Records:

⁂

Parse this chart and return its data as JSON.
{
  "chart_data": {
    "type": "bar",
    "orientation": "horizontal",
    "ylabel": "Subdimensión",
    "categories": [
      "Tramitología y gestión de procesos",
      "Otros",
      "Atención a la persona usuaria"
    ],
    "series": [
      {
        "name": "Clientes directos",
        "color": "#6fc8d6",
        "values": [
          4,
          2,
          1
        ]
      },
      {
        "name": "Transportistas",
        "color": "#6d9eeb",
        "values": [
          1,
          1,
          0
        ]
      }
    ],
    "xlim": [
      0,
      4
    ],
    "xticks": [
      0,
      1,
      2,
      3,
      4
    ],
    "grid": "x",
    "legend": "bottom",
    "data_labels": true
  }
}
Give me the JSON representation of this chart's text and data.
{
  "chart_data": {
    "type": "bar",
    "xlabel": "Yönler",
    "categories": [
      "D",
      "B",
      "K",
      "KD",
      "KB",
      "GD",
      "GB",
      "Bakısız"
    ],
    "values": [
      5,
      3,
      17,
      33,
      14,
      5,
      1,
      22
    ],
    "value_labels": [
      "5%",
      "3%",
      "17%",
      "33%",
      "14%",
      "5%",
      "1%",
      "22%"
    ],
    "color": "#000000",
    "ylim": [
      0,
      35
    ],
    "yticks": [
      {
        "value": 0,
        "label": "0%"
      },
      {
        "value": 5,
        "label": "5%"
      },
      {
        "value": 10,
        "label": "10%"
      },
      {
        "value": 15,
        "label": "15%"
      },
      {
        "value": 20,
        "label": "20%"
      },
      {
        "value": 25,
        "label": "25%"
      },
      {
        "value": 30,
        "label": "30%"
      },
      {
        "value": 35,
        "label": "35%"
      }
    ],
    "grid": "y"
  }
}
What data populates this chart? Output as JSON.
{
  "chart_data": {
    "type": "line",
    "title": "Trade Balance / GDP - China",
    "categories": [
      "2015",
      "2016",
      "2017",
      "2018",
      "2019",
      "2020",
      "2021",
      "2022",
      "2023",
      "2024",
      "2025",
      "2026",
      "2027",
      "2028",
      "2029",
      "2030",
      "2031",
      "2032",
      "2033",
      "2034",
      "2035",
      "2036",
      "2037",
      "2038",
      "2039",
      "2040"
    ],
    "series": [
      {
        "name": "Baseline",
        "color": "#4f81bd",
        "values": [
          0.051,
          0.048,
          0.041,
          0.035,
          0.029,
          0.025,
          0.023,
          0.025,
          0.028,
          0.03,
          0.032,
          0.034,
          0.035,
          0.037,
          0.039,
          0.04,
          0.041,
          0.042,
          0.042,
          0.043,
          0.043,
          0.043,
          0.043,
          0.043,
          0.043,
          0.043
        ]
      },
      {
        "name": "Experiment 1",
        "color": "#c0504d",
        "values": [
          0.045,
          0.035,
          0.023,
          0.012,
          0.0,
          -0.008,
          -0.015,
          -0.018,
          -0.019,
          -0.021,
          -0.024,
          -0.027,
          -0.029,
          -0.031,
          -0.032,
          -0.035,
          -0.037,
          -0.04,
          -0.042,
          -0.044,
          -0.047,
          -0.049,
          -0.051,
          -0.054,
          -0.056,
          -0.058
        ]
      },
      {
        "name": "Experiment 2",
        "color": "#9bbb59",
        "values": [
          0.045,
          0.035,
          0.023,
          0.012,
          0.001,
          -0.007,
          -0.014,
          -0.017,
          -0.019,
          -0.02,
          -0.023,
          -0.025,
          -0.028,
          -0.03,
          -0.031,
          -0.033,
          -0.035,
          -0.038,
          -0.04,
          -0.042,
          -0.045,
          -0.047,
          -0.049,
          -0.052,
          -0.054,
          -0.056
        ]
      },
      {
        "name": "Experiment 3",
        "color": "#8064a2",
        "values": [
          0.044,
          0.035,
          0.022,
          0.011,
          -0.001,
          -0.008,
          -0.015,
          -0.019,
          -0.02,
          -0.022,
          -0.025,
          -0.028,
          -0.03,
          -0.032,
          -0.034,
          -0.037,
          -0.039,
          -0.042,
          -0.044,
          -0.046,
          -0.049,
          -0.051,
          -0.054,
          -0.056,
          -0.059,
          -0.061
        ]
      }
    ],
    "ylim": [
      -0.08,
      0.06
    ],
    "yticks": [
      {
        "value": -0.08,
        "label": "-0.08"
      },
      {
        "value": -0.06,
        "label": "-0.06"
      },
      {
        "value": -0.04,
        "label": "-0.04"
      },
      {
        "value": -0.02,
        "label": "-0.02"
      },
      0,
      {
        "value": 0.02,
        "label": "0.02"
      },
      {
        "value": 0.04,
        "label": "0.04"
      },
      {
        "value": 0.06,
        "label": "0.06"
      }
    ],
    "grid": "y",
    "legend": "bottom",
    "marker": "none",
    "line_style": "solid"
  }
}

⁂

▶ **EXERCISE DIRECTIONS**: Look through the entries above and list every line containing "JSON".

▶ **SOLUTION TO THIS TASK**:
Parse this chart and return its data as JSON.
Give me the JSON representation of this chart's text and data.
What data populates this chart? Output as JSON.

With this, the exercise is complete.